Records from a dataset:
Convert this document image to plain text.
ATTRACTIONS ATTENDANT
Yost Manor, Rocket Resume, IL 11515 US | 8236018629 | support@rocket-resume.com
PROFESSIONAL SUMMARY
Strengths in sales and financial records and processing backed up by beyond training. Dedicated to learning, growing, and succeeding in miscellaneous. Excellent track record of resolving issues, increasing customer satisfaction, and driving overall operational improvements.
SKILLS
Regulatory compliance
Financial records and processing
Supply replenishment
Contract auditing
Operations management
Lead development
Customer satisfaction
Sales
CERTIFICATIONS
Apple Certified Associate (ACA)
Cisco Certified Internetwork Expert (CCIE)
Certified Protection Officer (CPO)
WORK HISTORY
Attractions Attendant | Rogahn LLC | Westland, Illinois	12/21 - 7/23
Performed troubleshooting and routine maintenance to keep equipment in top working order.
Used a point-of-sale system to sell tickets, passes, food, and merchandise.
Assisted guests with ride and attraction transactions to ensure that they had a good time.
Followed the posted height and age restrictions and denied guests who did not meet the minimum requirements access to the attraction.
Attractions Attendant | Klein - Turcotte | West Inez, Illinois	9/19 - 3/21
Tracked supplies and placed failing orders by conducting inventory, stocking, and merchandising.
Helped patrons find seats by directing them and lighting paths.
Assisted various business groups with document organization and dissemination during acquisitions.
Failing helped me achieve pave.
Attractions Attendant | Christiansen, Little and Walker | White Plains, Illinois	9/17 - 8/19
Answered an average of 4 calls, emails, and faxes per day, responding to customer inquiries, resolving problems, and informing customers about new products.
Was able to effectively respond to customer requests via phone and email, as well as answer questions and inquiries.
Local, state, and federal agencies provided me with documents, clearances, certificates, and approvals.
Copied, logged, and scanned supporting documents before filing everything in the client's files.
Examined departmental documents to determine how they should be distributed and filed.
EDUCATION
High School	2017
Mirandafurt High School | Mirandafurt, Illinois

### Goal of the exercise
Exactly reproduce the material above.

### Solution to the problem
Convert this document image to plain text.
ATTRACTIONS ATTENDANT
Yost Manor, Rocket Resume, IL 11515 US | 8236018629 | support@rocket-resume.com
PROFESSIONAL SUMMARY
Strengths in sales and financial records and processing backed up by beyond training. Dedicated to learning, growing, and succeeding in miscellaneous. Excellent track record of resolving issues, increasing customer satisfaction, and driving overall operational improvements.
SKILLS
Regulatory compliance
Financial records and processing
Supply replenishment
Contract auditing
Operations management
Lead development
Customer satisfaction
Sales
CERTIFICATIONS
Apple Certified Associate (ACA)
Cisco Certified Internetwork Expert (CCIE)
Certified Protection Officer (CPO)
WORK HISTORY
Attractions Attendant | Rogahn LLC | Westland, Illinois	12/21 - 7/23
Performed troubleshooting and routine maintenance to keep equipment in top working order.
Used a point-of-sale system to sell tickets, passes, food, and merchandise.
Assisted guests with ride and attraction transactions to ensure that they had a good time.
Followed the posted height and age restrictions and denied guests who did not meet the minimum requirements access to the attraction.
Attractions Attendant | Klein - Turcotte | West Inez, Illinois	9/19 - 3/21
Tracked supplies and placed failing orders by conducting inventory, stocking, and merchandising.
Helped patrons find seats by directing them and lighting paths.
Assisted various business groups with document organization and dissemination during acquisitions.
Failing helped me achieve pave.
Attractions Attendant | Christiansen, Little and Walker | White Plains, Illinois	9/17 - 8/19
Answered an average of 4 calls, emails, and faxes per day, responding to customer inquiries, resolving problems, and informing customers about new products.
Was able to effectively respond to customer requests via phone and email, as well as answer questions and inquiries.
Local, state, and federal agencies provided me with documents, clearances, certificates, and approvals.
Copied, logged, and scanned supporting documents before filing everything in the client's files.
Examined departmental documents to determine how they should be distributed and filed.
EDUCATION
High School	2017
Mirandafurt High School | Mirandafurt, Illinois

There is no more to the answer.